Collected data
□ □ □
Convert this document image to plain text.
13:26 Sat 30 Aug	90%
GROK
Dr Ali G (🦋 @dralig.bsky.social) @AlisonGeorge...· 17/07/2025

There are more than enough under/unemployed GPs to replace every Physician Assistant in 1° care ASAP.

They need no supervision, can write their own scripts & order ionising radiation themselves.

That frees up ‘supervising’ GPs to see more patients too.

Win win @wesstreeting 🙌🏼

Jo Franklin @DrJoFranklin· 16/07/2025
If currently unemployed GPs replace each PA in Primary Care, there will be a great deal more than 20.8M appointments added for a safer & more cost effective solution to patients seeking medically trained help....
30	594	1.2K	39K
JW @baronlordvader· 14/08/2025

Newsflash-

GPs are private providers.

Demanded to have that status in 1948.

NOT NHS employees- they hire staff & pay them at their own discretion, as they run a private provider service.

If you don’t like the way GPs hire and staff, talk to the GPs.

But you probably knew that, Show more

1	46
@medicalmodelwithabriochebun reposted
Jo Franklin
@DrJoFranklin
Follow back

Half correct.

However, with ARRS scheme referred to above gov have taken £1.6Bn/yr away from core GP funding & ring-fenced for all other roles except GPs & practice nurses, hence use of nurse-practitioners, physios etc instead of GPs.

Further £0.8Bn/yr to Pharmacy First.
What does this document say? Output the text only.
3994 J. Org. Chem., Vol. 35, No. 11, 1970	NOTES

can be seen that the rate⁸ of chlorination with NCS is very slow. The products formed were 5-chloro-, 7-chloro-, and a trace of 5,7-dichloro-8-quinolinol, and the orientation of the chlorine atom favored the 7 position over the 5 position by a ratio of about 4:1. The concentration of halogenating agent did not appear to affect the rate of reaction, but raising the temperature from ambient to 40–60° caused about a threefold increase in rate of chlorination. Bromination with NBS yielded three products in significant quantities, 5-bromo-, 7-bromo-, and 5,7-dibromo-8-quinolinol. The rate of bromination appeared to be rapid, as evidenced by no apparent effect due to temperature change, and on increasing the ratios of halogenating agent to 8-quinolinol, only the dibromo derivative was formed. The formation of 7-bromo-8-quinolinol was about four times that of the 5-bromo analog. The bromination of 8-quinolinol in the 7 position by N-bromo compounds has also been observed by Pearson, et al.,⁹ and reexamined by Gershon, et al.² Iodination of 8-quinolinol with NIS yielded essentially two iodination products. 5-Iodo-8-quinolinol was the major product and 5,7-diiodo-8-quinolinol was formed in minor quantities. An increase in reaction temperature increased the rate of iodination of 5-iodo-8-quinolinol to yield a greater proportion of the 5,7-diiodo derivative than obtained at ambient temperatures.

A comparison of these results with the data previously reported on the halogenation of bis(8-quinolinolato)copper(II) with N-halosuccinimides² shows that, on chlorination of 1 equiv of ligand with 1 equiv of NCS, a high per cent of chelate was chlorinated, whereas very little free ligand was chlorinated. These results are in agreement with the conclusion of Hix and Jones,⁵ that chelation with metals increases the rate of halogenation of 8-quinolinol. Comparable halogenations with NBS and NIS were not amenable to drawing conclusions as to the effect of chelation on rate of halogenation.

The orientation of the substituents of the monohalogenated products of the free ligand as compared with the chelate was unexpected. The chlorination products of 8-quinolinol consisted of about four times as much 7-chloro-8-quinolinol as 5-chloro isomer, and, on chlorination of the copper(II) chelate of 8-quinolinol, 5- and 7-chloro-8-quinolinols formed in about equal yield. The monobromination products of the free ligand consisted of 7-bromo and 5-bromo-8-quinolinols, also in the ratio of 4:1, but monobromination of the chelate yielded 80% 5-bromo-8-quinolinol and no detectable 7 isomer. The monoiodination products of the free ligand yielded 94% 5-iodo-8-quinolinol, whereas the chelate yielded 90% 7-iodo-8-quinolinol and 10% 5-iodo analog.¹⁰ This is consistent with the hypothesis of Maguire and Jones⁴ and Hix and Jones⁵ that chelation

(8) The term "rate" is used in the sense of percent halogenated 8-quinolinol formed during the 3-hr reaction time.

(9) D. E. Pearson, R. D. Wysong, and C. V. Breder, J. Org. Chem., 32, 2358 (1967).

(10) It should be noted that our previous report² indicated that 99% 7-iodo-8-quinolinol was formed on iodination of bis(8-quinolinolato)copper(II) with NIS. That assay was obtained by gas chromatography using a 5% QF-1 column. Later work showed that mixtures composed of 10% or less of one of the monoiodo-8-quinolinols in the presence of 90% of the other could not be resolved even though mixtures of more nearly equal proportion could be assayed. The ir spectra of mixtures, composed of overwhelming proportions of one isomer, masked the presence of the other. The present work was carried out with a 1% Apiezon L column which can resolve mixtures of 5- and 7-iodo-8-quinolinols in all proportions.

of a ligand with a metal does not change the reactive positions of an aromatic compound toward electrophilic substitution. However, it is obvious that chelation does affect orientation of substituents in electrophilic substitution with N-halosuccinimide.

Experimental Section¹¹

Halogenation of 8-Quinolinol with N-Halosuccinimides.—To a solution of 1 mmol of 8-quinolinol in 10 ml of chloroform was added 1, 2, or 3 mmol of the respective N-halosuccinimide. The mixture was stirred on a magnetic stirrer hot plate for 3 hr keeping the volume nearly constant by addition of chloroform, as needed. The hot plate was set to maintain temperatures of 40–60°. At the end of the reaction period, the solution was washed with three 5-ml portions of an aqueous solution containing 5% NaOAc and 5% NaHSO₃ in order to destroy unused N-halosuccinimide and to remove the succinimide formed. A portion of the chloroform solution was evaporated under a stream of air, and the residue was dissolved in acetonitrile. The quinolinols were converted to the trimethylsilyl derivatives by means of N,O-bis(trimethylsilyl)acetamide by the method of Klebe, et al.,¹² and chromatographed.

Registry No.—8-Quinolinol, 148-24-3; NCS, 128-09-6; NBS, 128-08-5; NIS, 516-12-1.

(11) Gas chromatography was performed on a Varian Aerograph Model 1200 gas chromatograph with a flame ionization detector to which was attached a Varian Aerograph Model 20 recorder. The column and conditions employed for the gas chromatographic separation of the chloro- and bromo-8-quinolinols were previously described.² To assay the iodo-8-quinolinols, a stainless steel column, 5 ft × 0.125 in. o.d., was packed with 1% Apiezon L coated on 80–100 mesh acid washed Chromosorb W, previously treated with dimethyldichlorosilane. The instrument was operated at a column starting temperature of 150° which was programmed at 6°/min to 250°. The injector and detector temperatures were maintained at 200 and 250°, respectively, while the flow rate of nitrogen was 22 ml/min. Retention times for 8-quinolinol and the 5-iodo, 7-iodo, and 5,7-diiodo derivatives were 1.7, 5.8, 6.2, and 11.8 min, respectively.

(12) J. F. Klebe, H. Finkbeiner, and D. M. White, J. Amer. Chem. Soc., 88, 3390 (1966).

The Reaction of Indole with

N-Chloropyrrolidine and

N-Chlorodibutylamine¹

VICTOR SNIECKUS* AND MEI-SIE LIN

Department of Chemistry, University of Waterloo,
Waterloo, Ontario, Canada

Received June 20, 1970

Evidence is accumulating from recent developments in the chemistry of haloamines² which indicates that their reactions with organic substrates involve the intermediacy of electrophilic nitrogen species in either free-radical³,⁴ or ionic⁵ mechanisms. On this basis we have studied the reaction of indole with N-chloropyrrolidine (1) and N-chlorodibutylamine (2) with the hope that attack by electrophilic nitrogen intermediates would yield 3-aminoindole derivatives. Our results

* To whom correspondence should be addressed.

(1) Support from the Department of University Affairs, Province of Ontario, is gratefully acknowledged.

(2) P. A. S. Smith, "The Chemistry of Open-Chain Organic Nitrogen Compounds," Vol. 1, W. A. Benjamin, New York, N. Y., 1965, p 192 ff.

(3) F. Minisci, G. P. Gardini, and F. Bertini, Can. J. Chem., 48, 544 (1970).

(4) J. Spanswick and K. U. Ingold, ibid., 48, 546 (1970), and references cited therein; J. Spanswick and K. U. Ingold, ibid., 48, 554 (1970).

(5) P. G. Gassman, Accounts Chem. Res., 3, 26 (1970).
□ □ □
● **WHAT YOU HAVE TO DO**
Read the data above and pull out each line that holds the string "patients".

● **SOLUTION TO THE EXERCISE**
That frees up ‘supervising’ GPs to see more patients too.
If currently unemployed GPs replace each PA in Primary Care, there will be a great deal more than 20.8M appointments added for a safer & more cost effective solution to patients seeking medically trained help....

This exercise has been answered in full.